Information shown>
※ ※ ※

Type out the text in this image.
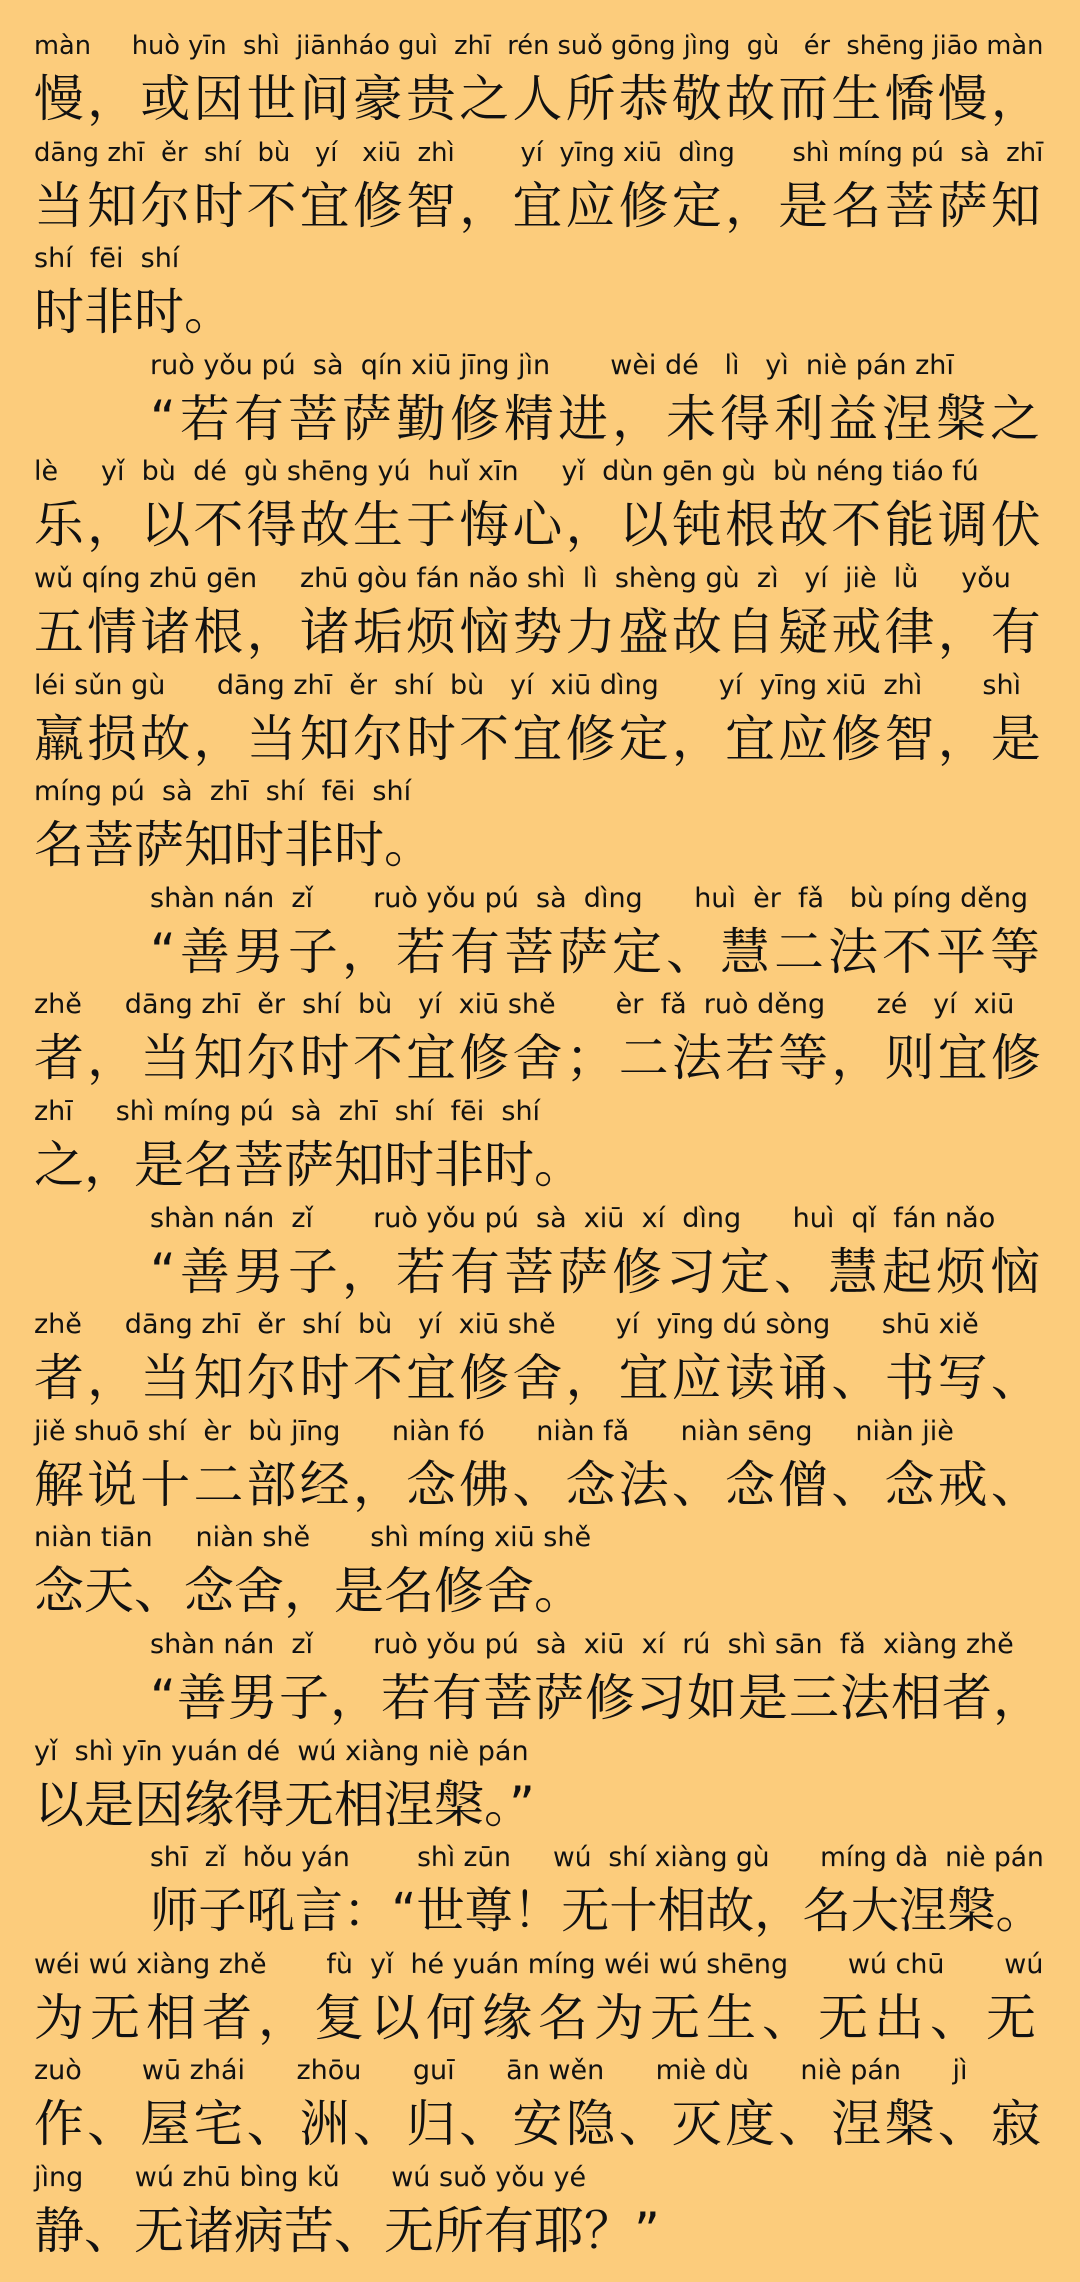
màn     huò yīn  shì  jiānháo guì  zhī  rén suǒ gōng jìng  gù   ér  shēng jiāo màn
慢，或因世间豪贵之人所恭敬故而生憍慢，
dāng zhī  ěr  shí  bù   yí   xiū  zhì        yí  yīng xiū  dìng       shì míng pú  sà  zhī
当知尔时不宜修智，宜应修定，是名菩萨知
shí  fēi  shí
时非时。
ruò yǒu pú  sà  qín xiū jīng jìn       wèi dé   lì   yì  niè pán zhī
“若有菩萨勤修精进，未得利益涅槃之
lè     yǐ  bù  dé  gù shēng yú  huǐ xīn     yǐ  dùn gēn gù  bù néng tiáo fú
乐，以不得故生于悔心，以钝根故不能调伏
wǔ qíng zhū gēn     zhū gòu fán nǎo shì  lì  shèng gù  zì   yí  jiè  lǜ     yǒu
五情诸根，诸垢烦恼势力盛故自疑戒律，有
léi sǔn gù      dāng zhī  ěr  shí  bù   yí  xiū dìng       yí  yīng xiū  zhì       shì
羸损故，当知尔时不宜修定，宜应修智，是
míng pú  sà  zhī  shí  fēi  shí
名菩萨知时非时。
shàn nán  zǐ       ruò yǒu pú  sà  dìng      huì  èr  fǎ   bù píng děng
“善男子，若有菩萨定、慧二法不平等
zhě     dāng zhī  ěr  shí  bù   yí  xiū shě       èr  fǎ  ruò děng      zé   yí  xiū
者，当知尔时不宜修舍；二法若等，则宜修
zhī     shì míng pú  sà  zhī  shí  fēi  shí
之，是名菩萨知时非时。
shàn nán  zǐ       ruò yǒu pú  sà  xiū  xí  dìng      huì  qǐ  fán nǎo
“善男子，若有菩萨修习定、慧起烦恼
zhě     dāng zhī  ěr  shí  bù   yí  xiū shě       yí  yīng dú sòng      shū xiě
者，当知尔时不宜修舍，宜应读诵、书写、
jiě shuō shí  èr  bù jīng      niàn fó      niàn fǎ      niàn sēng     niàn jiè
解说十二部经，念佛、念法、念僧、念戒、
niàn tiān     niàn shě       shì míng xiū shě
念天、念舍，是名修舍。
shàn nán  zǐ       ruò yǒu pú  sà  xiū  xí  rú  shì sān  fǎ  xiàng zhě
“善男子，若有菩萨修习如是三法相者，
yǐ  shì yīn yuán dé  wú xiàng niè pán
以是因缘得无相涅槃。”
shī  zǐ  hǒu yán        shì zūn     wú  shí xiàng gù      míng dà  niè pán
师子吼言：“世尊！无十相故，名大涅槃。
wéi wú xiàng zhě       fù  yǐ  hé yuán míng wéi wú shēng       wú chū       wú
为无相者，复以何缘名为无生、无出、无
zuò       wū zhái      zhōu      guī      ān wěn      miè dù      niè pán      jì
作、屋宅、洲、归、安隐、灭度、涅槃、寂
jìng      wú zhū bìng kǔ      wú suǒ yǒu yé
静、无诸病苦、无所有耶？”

※ ※ ※

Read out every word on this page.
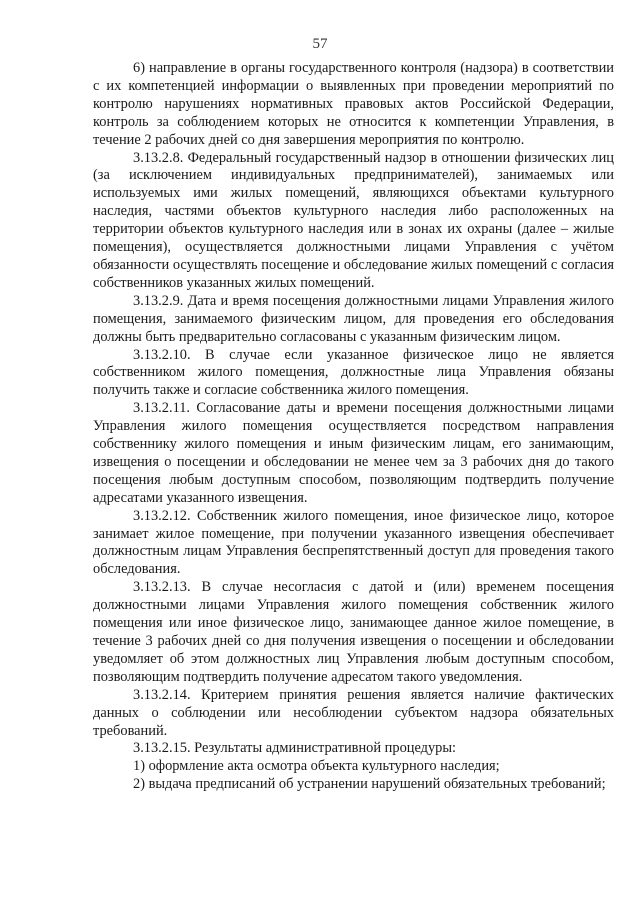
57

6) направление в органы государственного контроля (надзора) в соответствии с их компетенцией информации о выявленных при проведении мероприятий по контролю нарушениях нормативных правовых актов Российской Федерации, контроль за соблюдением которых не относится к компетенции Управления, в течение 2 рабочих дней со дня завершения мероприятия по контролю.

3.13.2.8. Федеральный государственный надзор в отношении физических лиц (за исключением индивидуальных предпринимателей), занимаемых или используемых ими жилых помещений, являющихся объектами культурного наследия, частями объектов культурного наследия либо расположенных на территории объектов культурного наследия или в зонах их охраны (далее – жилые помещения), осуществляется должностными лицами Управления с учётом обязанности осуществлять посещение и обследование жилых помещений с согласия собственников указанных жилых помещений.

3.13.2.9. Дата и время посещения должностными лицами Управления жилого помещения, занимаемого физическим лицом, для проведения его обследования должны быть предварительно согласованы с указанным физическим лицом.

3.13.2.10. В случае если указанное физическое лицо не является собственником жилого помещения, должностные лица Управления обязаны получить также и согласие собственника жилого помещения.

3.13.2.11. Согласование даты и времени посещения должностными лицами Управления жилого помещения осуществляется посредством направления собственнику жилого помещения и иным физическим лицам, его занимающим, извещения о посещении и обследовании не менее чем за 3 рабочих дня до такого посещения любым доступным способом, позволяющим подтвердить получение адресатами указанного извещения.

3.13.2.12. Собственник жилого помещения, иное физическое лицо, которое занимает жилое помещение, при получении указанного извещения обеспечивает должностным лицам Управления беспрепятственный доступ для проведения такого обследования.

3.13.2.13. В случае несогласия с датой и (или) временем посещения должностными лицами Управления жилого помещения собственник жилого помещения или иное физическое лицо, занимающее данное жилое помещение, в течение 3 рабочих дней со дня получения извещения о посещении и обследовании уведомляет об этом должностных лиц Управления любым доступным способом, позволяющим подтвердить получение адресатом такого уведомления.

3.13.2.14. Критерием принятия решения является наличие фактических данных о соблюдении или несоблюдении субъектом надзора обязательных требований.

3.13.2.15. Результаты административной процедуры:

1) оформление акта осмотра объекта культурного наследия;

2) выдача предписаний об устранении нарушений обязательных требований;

※ ※ ※

What the task asks> Give the number of lines in the records above that contain the word "当知尔时不宜修舍". Reply with that number alone.

Reply to the exercise> 2